_Task description_.
Each line in the entries below that holds the string "Vadgerlési" is to be listed.

_Materials provided_.
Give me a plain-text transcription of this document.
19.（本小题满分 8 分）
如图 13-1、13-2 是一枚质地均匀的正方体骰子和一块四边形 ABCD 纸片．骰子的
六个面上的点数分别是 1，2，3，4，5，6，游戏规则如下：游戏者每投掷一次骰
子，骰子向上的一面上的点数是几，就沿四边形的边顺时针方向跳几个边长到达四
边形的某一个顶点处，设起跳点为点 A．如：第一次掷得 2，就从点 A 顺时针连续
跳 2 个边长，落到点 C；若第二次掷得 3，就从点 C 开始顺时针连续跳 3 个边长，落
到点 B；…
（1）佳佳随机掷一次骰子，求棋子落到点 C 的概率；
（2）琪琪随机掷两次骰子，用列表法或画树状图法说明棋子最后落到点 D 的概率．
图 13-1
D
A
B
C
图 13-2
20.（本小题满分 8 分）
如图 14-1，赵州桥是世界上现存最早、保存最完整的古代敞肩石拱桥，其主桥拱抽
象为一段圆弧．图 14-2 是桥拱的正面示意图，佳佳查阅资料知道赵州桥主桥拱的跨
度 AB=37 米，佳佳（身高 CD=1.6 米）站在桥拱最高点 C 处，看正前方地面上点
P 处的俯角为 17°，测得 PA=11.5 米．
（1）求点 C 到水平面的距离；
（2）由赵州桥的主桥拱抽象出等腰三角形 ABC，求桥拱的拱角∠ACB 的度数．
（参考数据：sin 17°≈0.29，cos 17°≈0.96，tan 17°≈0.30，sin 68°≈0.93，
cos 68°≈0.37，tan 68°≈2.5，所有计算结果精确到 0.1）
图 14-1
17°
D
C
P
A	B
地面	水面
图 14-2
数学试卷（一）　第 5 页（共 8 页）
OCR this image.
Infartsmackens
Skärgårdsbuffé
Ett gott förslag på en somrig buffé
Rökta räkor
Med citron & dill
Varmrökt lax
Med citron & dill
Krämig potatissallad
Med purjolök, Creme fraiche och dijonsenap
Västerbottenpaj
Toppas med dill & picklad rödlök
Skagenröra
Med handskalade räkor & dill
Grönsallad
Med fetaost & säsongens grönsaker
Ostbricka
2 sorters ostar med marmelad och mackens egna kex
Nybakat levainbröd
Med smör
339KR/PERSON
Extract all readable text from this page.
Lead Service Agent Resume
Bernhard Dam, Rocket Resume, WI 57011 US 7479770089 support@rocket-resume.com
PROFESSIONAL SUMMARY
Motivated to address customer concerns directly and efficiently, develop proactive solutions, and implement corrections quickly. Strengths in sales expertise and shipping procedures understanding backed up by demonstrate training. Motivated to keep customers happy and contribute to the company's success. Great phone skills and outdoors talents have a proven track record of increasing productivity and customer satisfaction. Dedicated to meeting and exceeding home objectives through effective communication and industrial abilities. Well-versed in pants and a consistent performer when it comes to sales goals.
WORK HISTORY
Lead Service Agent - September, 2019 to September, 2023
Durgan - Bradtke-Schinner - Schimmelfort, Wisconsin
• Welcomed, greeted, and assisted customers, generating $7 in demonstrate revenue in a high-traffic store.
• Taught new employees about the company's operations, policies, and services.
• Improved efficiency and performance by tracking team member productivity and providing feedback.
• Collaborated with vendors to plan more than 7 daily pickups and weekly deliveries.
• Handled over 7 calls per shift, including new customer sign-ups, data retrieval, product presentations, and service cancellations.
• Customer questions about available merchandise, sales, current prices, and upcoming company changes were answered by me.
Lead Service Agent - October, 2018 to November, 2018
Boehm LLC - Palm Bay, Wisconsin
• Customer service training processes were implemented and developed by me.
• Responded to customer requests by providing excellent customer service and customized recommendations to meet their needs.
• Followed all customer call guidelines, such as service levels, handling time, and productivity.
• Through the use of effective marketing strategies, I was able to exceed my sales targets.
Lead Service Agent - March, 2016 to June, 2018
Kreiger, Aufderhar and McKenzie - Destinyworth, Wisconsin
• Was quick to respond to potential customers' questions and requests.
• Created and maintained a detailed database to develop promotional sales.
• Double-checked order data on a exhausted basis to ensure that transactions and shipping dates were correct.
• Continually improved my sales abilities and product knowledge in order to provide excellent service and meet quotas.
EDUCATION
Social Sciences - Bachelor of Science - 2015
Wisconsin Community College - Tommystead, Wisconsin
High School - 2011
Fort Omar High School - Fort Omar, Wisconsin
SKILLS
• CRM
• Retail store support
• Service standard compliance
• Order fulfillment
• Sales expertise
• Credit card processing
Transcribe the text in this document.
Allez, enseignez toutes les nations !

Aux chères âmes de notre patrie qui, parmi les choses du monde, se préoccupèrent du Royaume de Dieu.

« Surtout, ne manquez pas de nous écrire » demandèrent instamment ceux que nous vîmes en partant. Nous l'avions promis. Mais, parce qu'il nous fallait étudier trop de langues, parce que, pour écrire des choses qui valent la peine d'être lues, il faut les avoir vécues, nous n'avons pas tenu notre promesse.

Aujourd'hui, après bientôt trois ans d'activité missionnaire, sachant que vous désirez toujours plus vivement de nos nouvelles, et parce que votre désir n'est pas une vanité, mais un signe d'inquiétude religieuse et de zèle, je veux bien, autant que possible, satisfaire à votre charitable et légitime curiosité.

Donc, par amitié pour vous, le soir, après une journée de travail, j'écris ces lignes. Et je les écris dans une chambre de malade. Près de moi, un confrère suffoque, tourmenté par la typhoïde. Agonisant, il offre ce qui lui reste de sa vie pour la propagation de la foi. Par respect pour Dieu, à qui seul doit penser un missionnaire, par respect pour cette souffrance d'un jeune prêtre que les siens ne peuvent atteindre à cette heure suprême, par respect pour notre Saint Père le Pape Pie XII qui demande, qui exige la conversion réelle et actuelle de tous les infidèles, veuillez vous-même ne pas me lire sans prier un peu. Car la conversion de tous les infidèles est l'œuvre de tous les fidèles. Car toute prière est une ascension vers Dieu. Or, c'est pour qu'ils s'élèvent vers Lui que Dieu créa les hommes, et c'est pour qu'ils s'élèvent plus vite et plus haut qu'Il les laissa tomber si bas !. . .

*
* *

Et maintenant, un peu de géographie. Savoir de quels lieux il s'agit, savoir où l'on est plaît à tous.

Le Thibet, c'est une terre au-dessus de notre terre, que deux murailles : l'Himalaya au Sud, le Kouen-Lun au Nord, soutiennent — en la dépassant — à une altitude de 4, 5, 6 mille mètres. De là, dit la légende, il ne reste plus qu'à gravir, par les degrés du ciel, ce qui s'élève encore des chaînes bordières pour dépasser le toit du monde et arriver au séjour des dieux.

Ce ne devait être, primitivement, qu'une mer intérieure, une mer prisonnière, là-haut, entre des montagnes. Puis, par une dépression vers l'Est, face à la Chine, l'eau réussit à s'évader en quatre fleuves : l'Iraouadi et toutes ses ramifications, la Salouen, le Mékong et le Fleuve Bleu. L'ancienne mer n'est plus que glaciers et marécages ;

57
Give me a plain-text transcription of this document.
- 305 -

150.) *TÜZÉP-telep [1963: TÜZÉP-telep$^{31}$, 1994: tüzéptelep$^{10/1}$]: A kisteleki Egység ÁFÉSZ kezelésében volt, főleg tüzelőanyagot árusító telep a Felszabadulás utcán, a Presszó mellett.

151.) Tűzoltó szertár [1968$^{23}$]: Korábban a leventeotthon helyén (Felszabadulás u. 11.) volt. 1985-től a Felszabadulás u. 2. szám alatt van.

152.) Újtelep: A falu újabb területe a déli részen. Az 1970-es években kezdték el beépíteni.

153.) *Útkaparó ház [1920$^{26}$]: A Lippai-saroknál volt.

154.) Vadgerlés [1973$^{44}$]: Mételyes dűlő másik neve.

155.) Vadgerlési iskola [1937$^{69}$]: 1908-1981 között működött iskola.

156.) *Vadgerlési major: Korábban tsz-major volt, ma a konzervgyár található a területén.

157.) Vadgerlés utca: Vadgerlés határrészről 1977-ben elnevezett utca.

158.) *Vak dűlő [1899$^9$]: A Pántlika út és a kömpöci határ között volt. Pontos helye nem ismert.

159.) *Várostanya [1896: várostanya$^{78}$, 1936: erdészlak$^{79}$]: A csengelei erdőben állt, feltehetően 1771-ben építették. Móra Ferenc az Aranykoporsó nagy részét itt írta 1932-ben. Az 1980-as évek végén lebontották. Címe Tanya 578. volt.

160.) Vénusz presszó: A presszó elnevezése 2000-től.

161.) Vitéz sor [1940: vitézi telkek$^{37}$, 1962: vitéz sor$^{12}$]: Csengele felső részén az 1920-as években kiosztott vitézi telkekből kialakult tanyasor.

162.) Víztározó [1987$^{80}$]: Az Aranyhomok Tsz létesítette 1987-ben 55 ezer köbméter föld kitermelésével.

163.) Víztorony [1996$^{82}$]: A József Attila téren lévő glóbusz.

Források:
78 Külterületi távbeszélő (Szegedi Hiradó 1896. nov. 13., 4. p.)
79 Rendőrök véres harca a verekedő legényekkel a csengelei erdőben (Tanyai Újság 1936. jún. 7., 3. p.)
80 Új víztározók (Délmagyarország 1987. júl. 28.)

_Response below_.
155.) Vadgerlési iskola [1937$^{69}$]: 1908-1981 között működött iskola.
156.) *Vadgerlési major: Korábban tsz-major volt, ma a konzervgyár található a területén.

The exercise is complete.